start

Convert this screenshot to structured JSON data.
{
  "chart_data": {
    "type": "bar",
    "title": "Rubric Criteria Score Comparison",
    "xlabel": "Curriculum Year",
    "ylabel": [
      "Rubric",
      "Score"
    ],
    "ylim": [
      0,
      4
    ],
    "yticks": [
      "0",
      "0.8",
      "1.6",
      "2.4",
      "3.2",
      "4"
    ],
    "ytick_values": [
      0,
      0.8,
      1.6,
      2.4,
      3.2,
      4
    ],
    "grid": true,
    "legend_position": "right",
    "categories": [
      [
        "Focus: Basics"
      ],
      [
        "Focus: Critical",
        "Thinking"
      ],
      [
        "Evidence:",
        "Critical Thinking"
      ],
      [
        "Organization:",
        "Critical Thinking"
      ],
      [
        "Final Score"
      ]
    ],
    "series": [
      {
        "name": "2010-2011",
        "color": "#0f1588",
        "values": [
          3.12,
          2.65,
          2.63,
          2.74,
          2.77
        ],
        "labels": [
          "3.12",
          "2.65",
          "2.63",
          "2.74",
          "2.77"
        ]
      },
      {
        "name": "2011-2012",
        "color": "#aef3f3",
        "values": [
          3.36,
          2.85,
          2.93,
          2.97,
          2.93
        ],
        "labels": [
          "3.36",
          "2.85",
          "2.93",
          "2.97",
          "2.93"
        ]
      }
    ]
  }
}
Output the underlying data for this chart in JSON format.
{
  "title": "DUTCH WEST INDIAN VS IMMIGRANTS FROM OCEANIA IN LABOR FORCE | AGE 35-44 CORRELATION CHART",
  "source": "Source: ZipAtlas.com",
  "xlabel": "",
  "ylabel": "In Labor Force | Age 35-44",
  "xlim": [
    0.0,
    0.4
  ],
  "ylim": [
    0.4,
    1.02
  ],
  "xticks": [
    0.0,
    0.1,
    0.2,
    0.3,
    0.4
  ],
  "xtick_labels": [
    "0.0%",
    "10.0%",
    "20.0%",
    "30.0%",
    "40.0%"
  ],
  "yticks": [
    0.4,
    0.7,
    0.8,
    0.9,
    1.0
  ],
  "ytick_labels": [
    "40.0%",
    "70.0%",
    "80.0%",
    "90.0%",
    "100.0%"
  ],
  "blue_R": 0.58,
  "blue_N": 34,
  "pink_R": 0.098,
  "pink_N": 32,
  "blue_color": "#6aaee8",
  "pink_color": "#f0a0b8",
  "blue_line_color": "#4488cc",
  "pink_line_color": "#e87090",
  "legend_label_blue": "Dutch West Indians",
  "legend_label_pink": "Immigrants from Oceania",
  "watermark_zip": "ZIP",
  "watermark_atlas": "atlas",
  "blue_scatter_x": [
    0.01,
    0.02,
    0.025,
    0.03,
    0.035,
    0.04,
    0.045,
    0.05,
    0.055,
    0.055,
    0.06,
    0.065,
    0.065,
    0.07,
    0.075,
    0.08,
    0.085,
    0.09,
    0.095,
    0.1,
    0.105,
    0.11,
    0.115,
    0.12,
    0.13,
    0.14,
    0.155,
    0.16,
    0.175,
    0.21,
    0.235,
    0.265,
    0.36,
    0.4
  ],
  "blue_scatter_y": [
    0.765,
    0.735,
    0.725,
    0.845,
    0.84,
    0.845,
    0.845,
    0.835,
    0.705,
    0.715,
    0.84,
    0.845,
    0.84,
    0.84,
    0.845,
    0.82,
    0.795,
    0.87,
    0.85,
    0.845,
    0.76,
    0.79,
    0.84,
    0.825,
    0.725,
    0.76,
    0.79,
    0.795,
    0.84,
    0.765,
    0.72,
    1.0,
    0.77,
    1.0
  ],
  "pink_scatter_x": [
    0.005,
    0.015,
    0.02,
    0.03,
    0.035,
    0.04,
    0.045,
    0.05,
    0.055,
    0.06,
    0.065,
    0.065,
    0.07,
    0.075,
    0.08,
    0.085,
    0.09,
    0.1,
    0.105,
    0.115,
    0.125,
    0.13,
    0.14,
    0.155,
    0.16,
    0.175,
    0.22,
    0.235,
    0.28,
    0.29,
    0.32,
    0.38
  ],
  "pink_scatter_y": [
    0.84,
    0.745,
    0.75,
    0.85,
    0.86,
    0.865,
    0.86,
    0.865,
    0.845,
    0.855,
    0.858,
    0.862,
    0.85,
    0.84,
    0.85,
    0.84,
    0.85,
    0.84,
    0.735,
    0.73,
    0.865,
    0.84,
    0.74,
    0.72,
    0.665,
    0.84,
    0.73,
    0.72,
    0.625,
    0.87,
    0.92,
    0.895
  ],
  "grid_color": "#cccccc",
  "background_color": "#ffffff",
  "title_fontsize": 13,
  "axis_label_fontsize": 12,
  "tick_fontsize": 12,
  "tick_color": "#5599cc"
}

end

Task to carry out - Gather from the data above every line with the string "ylabel".

Output for this task -
    "ylabel": [
  "ylabel": "In Labor Force | Age 35-44",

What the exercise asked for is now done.